Report the number of lines in the data below that hold "Improvement", without any other words.

%%

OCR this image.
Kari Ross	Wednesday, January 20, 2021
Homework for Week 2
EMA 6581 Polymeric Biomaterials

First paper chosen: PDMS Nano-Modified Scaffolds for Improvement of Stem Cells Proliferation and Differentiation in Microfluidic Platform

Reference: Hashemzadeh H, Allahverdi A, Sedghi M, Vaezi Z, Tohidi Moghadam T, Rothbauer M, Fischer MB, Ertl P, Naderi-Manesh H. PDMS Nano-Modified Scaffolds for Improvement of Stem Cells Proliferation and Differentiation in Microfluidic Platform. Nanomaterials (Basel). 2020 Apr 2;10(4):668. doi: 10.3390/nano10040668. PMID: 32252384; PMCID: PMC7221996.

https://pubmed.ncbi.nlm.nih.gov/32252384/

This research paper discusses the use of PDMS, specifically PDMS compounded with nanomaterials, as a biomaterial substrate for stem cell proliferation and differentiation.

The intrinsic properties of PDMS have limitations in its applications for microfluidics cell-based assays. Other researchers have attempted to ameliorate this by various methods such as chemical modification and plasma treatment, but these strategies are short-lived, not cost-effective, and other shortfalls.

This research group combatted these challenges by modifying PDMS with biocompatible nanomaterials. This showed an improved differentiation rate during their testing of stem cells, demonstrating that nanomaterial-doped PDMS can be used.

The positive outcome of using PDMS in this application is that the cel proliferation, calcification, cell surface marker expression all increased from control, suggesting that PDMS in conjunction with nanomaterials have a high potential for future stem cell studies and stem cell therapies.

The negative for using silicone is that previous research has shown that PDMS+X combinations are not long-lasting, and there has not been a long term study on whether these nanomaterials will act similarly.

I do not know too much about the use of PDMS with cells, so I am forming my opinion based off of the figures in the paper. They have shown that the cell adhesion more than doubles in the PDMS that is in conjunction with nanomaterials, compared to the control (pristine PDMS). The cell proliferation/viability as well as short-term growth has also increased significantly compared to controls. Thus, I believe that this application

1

%%

**EXERCISE SOLUTION:** 2